__INSTRUCTIONS TO FOLLOW__:
Transcribe every line of the records verbatim.

====== DATA LINES ======

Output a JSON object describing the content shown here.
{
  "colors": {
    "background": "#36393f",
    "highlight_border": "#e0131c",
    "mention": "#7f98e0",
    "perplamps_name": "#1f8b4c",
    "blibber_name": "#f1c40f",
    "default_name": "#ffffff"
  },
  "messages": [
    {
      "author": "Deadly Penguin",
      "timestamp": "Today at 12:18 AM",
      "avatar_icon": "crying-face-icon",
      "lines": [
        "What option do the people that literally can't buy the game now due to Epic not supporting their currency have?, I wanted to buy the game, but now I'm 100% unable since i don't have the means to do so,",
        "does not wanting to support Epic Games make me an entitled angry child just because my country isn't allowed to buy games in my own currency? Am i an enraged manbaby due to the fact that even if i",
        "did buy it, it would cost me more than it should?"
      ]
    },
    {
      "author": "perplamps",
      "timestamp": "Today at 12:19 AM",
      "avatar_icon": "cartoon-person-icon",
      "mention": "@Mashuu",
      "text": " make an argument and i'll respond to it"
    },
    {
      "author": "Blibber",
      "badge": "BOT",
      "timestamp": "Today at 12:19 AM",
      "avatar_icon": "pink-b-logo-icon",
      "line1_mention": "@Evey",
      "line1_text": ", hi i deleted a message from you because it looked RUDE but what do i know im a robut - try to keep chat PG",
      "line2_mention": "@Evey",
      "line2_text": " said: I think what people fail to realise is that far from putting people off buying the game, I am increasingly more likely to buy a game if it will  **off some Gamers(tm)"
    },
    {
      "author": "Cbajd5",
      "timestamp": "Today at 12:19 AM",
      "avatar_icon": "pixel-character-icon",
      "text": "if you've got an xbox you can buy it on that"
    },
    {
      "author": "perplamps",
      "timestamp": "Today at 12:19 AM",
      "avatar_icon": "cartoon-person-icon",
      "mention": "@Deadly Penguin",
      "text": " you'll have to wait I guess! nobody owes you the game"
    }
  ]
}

======

__RESPONSE TO THE TASK__:
Output a JSON object describing the content shown here.
{
  "colors": {
    "background": "#36393f",
    "highlight_border": "#e0131c",
    "mention": "#7f98e0",
    "perplamps_name": "#1f8b4c",
    "blibber_name": "#f1c40f",
    "default_name": "#ffffff"
  },
  "messages": [
    {
      "author": "Deadly Penguin",
      "timestamp": "Today at 12:18 AM",
      "avatar_icon": "crying-face-icon",
      "lines": [
        "What option do the people that literally can't buy the game now due to Epic not supporting their currency have?, I wanted to buy the game, but now I'm 100% unable since i don't have the means to do so,",
        "does not wanting to support Epic Games make me an entitled angry child just because my country isn't allowed to buy games in my own currency? Am i an enraged manbaby due to the fact that even if i",
        "did buy it, it would cost me more than it should?"
      ]
    },
    {
      "author": "perplamps",
      "timestamp": "Today at 12:19 AM",
      "avatar_icon": "cartoon-person-icon",
      "mention": "@Mashuu",
      "text": " make an argument and i'll respond to it"
    },
    {
      "author": "Blibber",
      "badge": "BOT",
      "timestamp": "Today at 12:19 AM",
      "avatar_icon": "pink-b-logo-icon",
      "line1_mention": "@Evey",
      "line1_text": ", hi i deleted a message from you because it looked RUDE but what do i know im a robut - try to keep chat PG",
      "line2_mention": "@Evey",
      "line2_text": " said: I think what people fail to realise is that far from putting people off buying the game, I am increasingly more likely to buy a game if it will  **off some Gamers(tm)"
    },
    {
      "author": "Cbajd5",
      "timestamp": "Today at 12:19 AM",
      "avatar_icon": "pixel-character-icon",
      "text": "if you've got an xbox you can buy it on that"
    },
    {
      "author": "perplamps",
      "timestamp": "Today at 12:19 AM",
      "avatar_icon": "cartoon-person-icon",
      "mention": "@Deadly Penguin",
      "text": " you'll have to wait I guess! nobody owes you the game"
    }
  ]
}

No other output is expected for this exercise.